• [Short task]: Return a copy of every line in the records that includes the word "восстановления".

• [Source data]:

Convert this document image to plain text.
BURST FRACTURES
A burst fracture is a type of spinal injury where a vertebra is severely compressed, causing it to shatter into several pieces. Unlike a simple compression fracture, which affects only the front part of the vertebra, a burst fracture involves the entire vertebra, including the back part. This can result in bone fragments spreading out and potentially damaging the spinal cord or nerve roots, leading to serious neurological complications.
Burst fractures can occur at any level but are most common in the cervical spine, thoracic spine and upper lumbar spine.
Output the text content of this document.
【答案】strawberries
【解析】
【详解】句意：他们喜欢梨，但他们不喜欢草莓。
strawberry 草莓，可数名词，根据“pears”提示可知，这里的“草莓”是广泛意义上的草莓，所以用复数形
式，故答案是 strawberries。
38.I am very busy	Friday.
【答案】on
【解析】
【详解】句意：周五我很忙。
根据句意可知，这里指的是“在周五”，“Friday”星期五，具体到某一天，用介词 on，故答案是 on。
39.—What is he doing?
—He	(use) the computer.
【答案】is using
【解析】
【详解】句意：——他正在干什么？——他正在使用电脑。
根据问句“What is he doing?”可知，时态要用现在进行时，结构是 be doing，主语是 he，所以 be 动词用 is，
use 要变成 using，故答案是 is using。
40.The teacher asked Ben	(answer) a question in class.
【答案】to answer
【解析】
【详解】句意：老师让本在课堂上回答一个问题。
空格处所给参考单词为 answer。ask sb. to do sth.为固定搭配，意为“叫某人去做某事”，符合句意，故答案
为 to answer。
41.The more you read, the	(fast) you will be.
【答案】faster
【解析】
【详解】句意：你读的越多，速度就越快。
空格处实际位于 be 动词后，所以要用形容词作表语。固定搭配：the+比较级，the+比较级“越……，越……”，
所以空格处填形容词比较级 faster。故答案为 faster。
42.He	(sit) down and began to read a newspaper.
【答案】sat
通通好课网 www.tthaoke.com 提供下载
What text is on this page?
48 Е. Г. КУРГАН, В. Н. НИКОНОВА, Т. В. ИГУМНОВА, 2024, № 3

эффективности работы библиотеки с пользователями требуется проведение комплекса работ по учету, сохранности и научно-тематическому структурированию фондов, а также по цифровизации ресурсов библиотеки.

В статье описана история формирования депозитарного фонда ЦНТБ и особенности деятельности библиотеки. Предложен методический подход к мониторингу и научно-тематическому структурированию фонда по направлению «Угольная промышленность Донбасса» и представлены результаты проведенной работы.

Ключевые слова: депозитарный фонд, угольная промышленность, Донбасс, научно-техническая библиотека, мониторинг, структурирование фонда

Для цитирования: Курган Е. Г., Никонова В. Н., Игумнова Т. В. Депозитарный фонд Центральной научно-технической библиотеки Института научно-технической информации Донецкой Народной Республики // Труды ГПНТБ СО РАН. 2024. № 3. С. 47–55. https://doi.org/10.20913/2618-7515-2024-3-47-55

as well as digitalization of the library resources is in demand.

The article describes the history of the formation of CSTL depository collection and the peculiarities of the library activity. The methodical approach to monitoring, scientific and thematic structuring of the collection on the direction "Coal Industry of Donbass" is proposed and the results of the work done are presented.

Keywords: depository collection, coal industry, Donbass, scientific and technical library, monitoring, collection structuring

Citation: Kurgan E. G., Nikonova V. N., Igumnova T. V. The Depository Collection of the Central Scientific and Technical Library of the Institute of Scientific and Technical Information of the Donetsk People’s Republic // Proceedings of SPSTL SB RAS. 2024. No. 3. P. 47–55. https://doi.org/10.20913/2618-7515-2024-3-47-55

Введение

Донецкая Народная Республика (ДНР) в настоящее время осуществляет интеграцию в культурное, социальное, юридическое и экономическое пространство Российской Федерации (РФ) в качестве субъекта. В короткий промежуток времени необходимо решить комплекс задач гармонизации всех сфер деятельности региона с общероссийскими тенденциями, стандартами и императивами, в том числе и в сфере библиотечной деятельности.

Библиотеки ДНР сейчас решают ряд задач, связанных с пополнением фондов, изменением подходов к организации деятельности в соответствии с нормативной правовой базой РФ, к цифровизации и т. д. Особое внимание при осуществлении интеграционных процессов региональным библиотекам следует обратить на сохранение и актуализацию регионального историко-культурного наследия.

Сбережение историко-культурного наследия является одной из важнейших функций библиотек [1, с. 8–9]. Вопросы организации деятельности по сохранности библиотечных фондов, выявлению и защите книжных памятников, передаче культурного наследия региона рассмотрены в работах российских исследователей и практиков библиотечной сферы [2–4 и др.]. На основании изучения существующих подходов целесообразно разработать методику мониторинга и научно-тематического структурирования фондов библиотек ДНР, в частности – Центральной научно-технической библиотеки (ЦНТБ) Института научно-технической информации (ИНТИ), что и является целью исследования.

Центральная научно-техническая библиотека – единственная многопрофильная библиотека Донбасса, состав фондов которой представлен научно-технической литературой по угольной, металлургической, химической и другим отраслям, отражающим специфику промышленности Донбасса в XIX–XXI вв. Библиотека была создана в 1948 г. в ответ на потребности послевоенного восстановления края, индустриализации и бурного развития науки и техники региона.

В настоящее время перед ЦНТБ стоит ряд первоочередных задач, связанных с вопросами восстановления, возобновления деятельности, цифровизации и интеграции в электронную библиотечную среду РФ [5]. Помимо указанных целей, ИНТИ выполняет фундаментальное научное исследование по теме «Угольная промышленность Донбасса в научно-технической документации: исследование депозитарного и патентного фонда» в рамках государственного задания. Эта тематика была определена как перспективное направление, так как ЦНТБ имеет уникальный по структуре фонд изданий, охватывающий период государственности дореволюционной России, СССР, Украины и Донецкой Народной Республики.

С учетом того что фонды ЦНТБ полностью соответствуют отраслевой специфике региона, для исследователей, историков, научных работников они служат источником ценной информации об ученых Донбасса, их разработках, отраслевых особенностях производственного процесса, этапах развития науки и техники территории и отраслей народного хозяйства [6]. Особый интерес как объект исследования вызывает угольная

• [Answer for the task]:
Центральная научно-техническая библиотека – единственная многопрофильная библиотека Донбасса, состав фондов которой представлен научно-технической литературой по угольной, металлургической, химической и другим отраслям, отражающим специфику промышленности Донбасса в XIX–XXI вв. Библиотека была создана в 1948 г. в ответ на потребности послевоенного восстановления края, индустриализации и бурного развития науки и техники региона.
В настоящее время перед ЦНТБ стоит ряд первоочередных задач, связанных с вопросами восстановления, возобновления деятельности, цифровизации и интеграции в электронную библиотечную среду РФ [5]. Помимо указанных целей, ИНТИ выполняет фундаментальное научное исследование по теме «Угольная промышленность Донбасса в научно-технической документации: исследование депозитарного и патентного фонда» в рамках государственного задания. Эта тематика была определена как перспективное направление, так как ЦНТБ имеет уникальный по структуре фонд изданий, охватывающий период государственности дореволюционной России, СССР, Украины и Донецкой Народной Республики.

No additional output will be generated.